*THE TASK*.
Reproduce every line of the material below exactly. No pictures belong in the copy.

------------------------------------

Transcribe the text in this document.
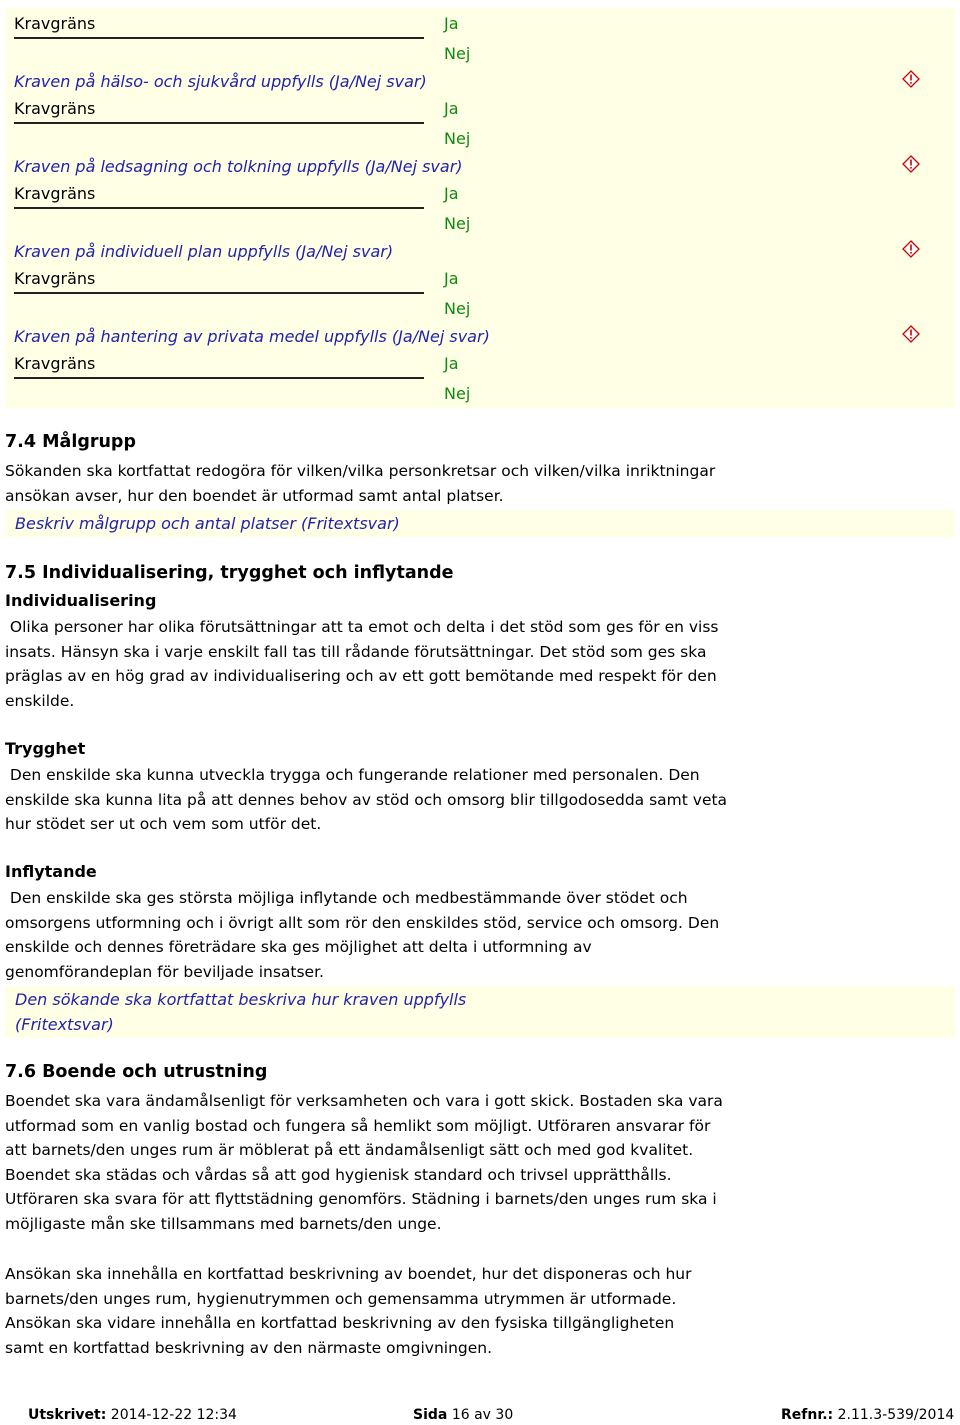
Kravgräns	Ja
Nej
Kraven på hälso- och sjukvård uppfylls (Ja/Nej svar)
Kravgräns	Ja
Nej
Kraven på ledsagning och tolkning uppfylls (Ja/Nej svar)
Kravgräns	Ja
Nej
Kraven på individuell plan uppfylls (Ja/Nej svar)
Kravgräns	Ja
Nej
Kraven på hantering av privata medel uppfylls (Ja/Nej svar)
Kravgräns	Ja
Nej
7.4 Målgrupp
Sökanden ska kortfattat redogöra för vilken/vilka personkretsar och vilken/vilka inriktningar
ansökan avser, hur den boendet är utformad samt antal platser.
Beskriv målgrupp och antal platser (Fritextsvar)
7.5 Individualisering, trygghet och inflytande
Individualisering
Olika personer har olika förutsättningar att ta emot och delta i det stöd som ges för en viss
insats. Hänsyn ska i varje enskilt fall tas till rådande förutsättningar. Det stöd som ges ska
präglas av en hög grad av individualisering och av ett gott bemötande med respekt för den
enskilde.
Trygghet
Den enskilde ska kunna utveckla trygga och fungerande relationer med personalen. Den
enskilde ska kunna lita på att dennes behov av stöd och omsorg blir tillgodosedda samt veta
hur stödet ser ut och vem som utför det.
Inflytande
Den enskilde ska ges största möjliga inflytande och medbestämmande över stödet och
omsorgens utformning och i övrigt allt som rör den enskildes stöd, service och omsorg. Den
enskilde och dennes företrädare ska ges möjlighet att delta i utformning av
genomförandeplan för beviljade insatser.
Den sökande ska kortfattat beskriva hur kraven uppfylls
(Fritextsvar)
7.6 Boende och utrustning
Boendet ska vara ändamålsenligt för verksamheten och vara i gott skick. Bostaden ska vara
utformad som en vanlig bostad och fungera så hemlikt som möjligt. Utföraren ansvarar för
att barnets/den unges rum är möblerat på ett ändamålsenligt sätt och med god kvalitet.
Boendet ska städas och vårdas så att god hygienisk standard och trivsel upprätthålls.
Utföraren ska svara för att flyttstädning genomförs. Städning i barnets/den unges rum ska i
möjligaste mån ske tillsammans med barnets/den unge.
Ansökan ska innehålla en kortfattad beskrivning av boendet, hur det disponeras och hur
barnets/den unges rum, hygienutrymmen och gemensamma utrymmen är utformade.
Ansökan ska vidare innehålla en kortfattad beskrivning av den fysiska tillgängligheten
samt en kortfattad beskrivning av den närmaste omgivningen.
Utskrivet: 2014-12-22 12:34	Sida 16 av 30	Refnr.: 2.11.3-539/2014
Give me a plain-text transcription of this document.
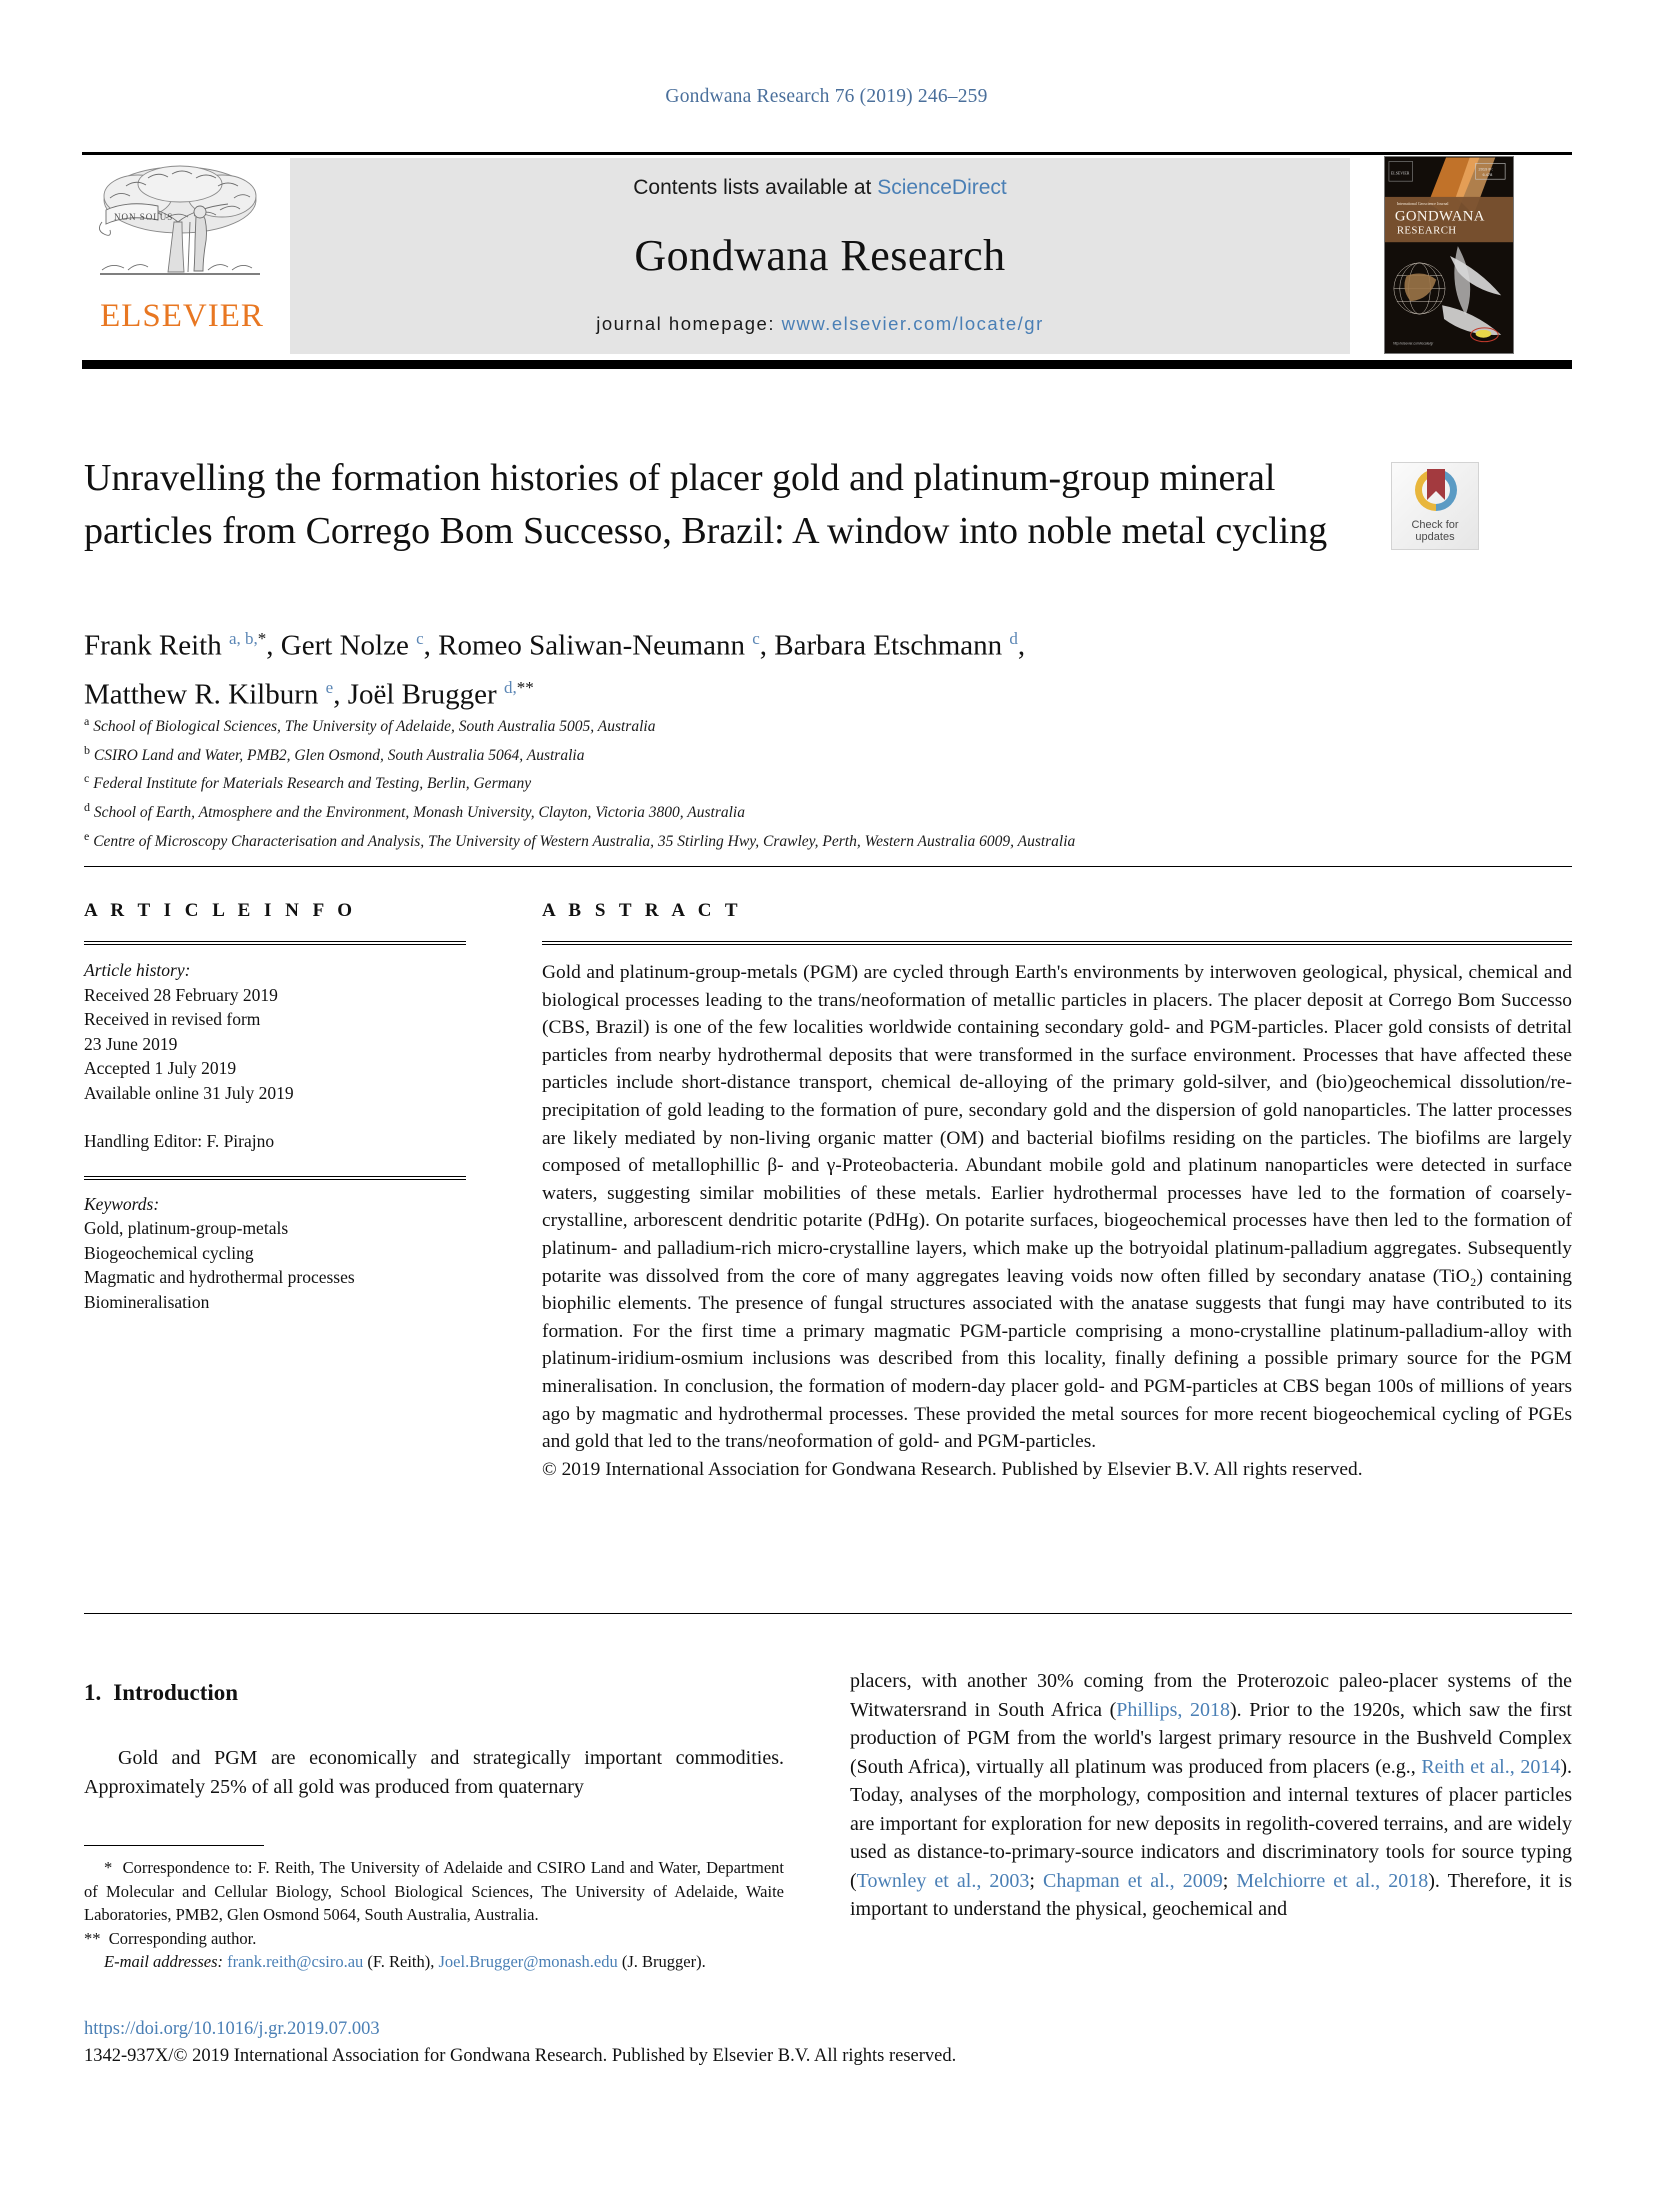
Gondwana Research 76 (2019) 246–259
NON SOLUS
ELSEVIER
Contents lists available at ScienceDirect
Gondwana Research
journal homepage: www.elsevier.com/locate/gr
International Geoscience Journal
GONDWANA
RESEARCH
ELSEVIER
2019 IF:
6.478
http://elsevier.com/locate/gr
Unravelling the formation histories of placer gold and platinum-group mineral particles from Corrego Bom Successo, Brazil: A window into noble metal cycling	Check for
updates
Frank Reith $^{a, b,*}$, Gert Nolze $^c$, Romeo Saliwan-Neumann $^c$, Barbara Etschmann $^d$,
Matthew R. Kilburn $^e$, Joël Brugger $^{d,**}$
$^a$ School of Biological Sciences, The University of Adelaide, South Australia 5005, Australia
$^b$ CSIRO Land and Water, PMB2, Glen Osmond, South Australia 5064, Australia
$^c$ Federal Institute for Materials Research and Testing, Berlin, Germany
$^d$ School of Earth, Atmosphere and the Environment, Monash University, Clayton, Victoria 3800, Australia
$^e$ Centre of Microscopy Characterisation and Analysis, The University of Western Australia, 35 Stirling Hwy, Crawley, Perth, Western Australia 6009, Australia
A R T I C L E I N F O
Article history:
Received 28 February 2019
Received in revised form
23 June 2019
Accepted 1 July 2019
Available online 31 July 2019
Handling Editor: F. Pirajno
Keywords:
Gold, platinum-group-metals
Biogeochemical cycling
Magmatic and hydrothermal processes
Biomineralisation
A B S T R A C T
Gold and platinum-group-metals (PGM) are cycled through Earth's environments by interwoven geological, physical, chemical and biological processes leading to the trans/neoformation of metallic particles in placers. The placer deposit at Corrego Bom Successo (CBS, Brazil) is one of the few localities worldwide containing secondary gold- and PGM-particles. Placer gold consists of detrital particles from nearby hydrothermal deposits that were transformed in the surface environment. Processes that have affected these particles include short-distance transport, chemical de-alloying of the primary gold-silver, and (bio)geochemical dissolution/re-precipitation of gold leading to the formation of pure, secondary gold and the dispersion of gold nanoparticles. The latter processes are likely mediated by non-living organic matter (OM) and bacterial biofilms residing on the particles. The biofilms are largely composed of metallophillic β- and γ-Proteobacteria. Abundant mobile gold and platinum nanoparticles were detected in surface waters, suggesting similar mobilities of these metals. Earlier hydrothermal processes have led to the formation of coarsely-crystalline, arborescent dendritic potarite (PdHg). On potarite surfaces, biogeochemical processes have then led to the formation of platinum- and palladium-rich micro-crystalline layers, which make up the botryoidal platinum-palladium aggregates. Subsequently potarite was dissolved from the core of many aggregates leaving voids now often filled by secondary anatase (TiO₂) containing biophilic elements. The presence of fungal structures associated with the anatase suggests that fungi may have contributed to its formation. For the first time a primary magmatic PGM-particle comprising a mono-crystalline platinum-palladium-alloy with platinum-iridium-osmium inclusions was described from this locality, finally defining a possible primary source for the PGM mineralisation. In conclusion, the formation of modern-day placer gold- and PGM-particles at CBS began 100s of millions of years ago by magmatic and hydrothermal processes. These provided the metal sources for more recent biogeochemical cycling of PGEs and gold that led to the trans/neoformation of gold- and PGM-particles.
© 2019 International Association for Gondwana Research. Published by Elsevier B.V. All rights reserved.
1. Introduction

Gold and PGM are economically and strategically important commodities. Approximately 25% of all gold was produced from quaternary

placers, with another 30% coming from the Proterozoic paleo-placer systems of the Witwatersrand in South Africa (Phillips, 2018). Prior to the 1920s, which saw the first production of PGM from the world's largest primary resource in the Bushveld Complex (South Africa), virtually all platinum was produced from placers (e.g., Reith et al., 2014). Today, analyses of the morphology, composition and internal textures of placer particles are important for exploration for new deposits in regolith-covered terrains, and are widely used as distance-to-primary-source indicators and discriminatory tools for source typing (Townley et al., 2003; Chapman et al., 2009; Melchiorre et al., 2018). Therefore, it is important to understand the physical, geochemical and

* Correspondence to: F. Reith, The University of Adelaide and CSIRO Land and Water, Department of Molecular and Cellular Biology, School Biological Sciences, The University of Adelaide, Waite Laboratories, PMB2, Glen Osmond 5064, South Australia, Australia.

** Corresponding author.

E-mail addresses: frank.reith@csiro.au (F. Reith), Joel.Brugger@monash.edu (J. Brugger).

https://doi.org/10.1016/j.gr.2019.07.003
1342-937X/© 2019 International Association for Gondwana Research. Published by Elsevier B.V. All rights reserved.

------------------------------------

*RESPONSE TO THE TASK*.
Transcribe the text in this document.
Kravgräns	Ja
Nej
Kraven på hälso- och sjukvård uppfylls (Ja/Nej svar)
Kravgräns	Ja
Nej
Kraven på ledsagning och tolkning uppfylls (Ja/Nej svar)
Kravgräns	Ja
Nej
Kraven på individuell plan uppfylls (Ja/Nej svar)
Kravgräns	Ja
Nej
Kraven på hantering av privata medel uppfylls (Ja/Nej svar)
Kravgräns	Ja
Nej
7.4 Målgrupp
Sökanden ska kortfattat redogöra för vilken/vilka personkretsar och vilken/vilka inriktningar
ansökan avser, hur den boendet är utformad samt antal platser.
Beskriv målgrupp och antal platser (Fritextsvar)
7.5 Individualisering, trygghet och inflytande
Individualisering
Olika personer har olika förutsättningar att ta emot och delta i det stöd som ges för en viss
insats. Hänsyn ska i varje enskilt fall tas till rådande förutsättningar. Det stöd som ges ska
präglas av en hög grad av individualisering och av ett gott bemötande med respekt för den
enskilde.
Trygghet
Den enskilde ska kunna utveckla trygga och fungerande relationer med personalen. Den
enskilde ska kunna lita på att dennes behov av stöd och omsorg blir tillgodosedda samt veta
hur stödet ser ut och vem som utför det.
Inflytande
Den enskilde ska ges största möjliga inflytande och medbestämmande över stödet och
omsorgens utformning och i övrigt allt som rör den enskildes stöd, service och omsorg. Den
enskilde och dennes företrädare ska ges möjlighet att delta i utformning av
genomförandeplan för beviljade insatser.
Den sökande ska kortfattat beskriva hur kraven uppfylls
(Fritextsvar)
7.6 Boende och utrustning
Boendet ska vara ändamålsenligt för verksamheten och vara i gott skick. Bostaden ska vara
utformad som en vanlig bostad och fungera så hemlikt som möjligt. Utföraren ansvarar för
att barnets/den unges rum är möblerat på ett ändamålsenligt sätt och med god kvalitet.
Boendet ska städas och vårdas så att god hygienisk standard och trivsel upprätthålls.
Utföraren ska svara för att flyttstädning genomförs. Städning i barnets/den unges rum ska i
möjligaste mån ske tillsammans med barnets/den unge.
Ansökan ska innehålla en kortfattad beskrivning av boendet, hur det disponeras och hur
barnets/den unges rum, hygienutrymmen och gemensamma utrymmen är utformade.
Ansökan ska vidare innehålla en kortfattad beskrivning av den fysiska tillgängligheten
samt en kortfattad beskrivning av den närmaste omgivningen.
Utskrivet: 2014-12-22 12:34	Sida 16 av 30	Refnr.: 2.11.3-539/2014
Give me a plain-text transcription of this document.
Gondwana Research 76 (2019) 246–259
NON SOLUS
ELSEVIER
Contents lists available at ScienceDirect
Gondwana Research
journal homepage: www.elsevier.com/locate/gr
International Geoscience Journal
GONDWANA
RESEARCH
ELSEVIER
2019 IF:
6.478
http://elsevier.com/locate/gr
Unravelling the formation histories of placer gold and platinum-group mineral particles from Corrego Bom Successo, Brazil: A window into noble metal cycling	Check for
updates
Frank Reith $^{a, b,*}$, Gert Nolze $^c$, Romeo Saliwan-Neumann $^c$, Barbara Etschmann $^d$,
Matthew R. Kilburn $^e$, Joël Brugger $^{d,**}$
$^a$ School of Biological Sciences, The University of Adelaide, South Australia 5005, Australia
$^b$ CSIRO Land and Water, PMB2, Glen Osmond, South Australia 5064, Australia
$^c$ Federal Institute for Materials Research and Testing, Berlin, Germany
$^d$ School of Earth, Atmosphere and the Environment, Monash University, Clayton, Victoria 3800, Australia
$^e$ Centre of Microscopy Characterisation and Analysis, The University of Western Australia, 35 Stirling Hwy, Crawley, Perth, Western Australia 6009, Australia
A R T I C L E I N F O
Article history:
Received 28 February 2019
Received in revised form
23 June 2019
Accepted 1 July 2019
Available online 31 July 2019
Handling Editor: F. Pirajno
Keywords:
Gold, platinum-group-metals
Biogeochemical cycling
Magmatic and hydrothermal processes
Biomineralisation
A B S T R A C T
Gold and platinum-group-metals (PGM) are cycled through Earth's environments by interwoven geological, physical, chemical and biological processes leading to the trans/neoformation of metallic particles in placers. The placer deposit at Corrego Bom Successo (CBS, Brazil) is one of the few localities worldwide containing secondary gold- and PGM-particles. Placer gold consists of detrital particles from nearby hydrothermal deposits that were transformed in the surface environment. Processes that have affected these particles include short-distance transport, chemical de-alloying of the primary gold-silver, and (bio)geochemical dissolution/re-precipitation of gold leading to the formation of pure, secondary gold and the dispersion of gold nanoparticles. The latter processes are likely mediated by non-living organic matter (OM) and bacterial biofilms residing on the particles. The biofilms are largely composed of metallophillic β- and γ-Proteobacteria. Abundant mobile gold and platinum nanoparticles were detected in surface waters, suggesting similar mobilities of these metals. Earlier hydrothermal processes have led to the formation of coarsely-crystalline, arborescent dendritic potarite (PdHg). On potarite surfaces, biogeochemical processes have then led to the formation of platinum- and palladium-rich micro-crystalline layers, which make up the botryoidal platinum-palladium aggregates. Subsequently potarite was dissolved from the core of many aggregates leaving voids now often filled by secondary anatase (TiO₂) containing biophilic elements. The presence of fungal structures associated with the anatase suggests that fungi may have contributed to its formation. For the first time a primary magmatic PGM-particle comprising a mono-crystalline platinum-palladium-alloy with platinum-iridium-osmium inclusions was described from this locality, finally defining a possible primary source for the PGM mineralisation. In conclusion, the formation of modern-day placer gold- and PGM-particles at CBS began 100s of millions of years ago by magmatic and hydrothermal processes. These provided the metal sources for more recent biogeochemical cycling of PGEs and gold that led to the trans/neoformation of gold- and PGM-particles.
© 2019 International Association for Gondwana Research. Published by Elsevier B.V. All rights reserved.
1. Introduction

Gold and PGM are economically and strategically important commodities. Approximately 25% of all gold was produced from quaternary

placers, with another 30% coming from the Proterozoic paleo-placer systems of the Witwatersrand in South Africa (Phillips, 2018). Prior to the 1920s, which saw the first production of PGM from the world's largest primary resource in the Bushveld Complex (South Africa), virtually all platinum was produced from placers (e.g., Reith et al., 2014). Today, analyses of the morphology, composition and internal textures of placer particles are important for exploration for new deposits in regolith-covered terrains, and are widely used as distance-to-primary-source indicators and discriminatory tools for source typing (Townley et al., 2003; Chapman et al., 2009; Melchiorre et al., 2018). Therefore, it is important to understand the physical, geochemical and

* Correspondence to: F. Reith, The University of Adelaide and CSIRO Land and Water, Department of Molecular and Cellular Biology, School Biological Sciences, The University of Adelaide, Waite Laboratories, PMB2, Glen Osmond 5064, South Australia, Australia.

** Corresponding author.

E-mail addresses: frank.reith@csiro.au (F. Reith), Joel.Brugger@monash.edu (J. Brugger).

https://doi.org/10.1016/j.gr.2019.07.003
1342-937X/© 2019 International Association for Gondwana Research. Published by Elsevier B.V. All rights reserved.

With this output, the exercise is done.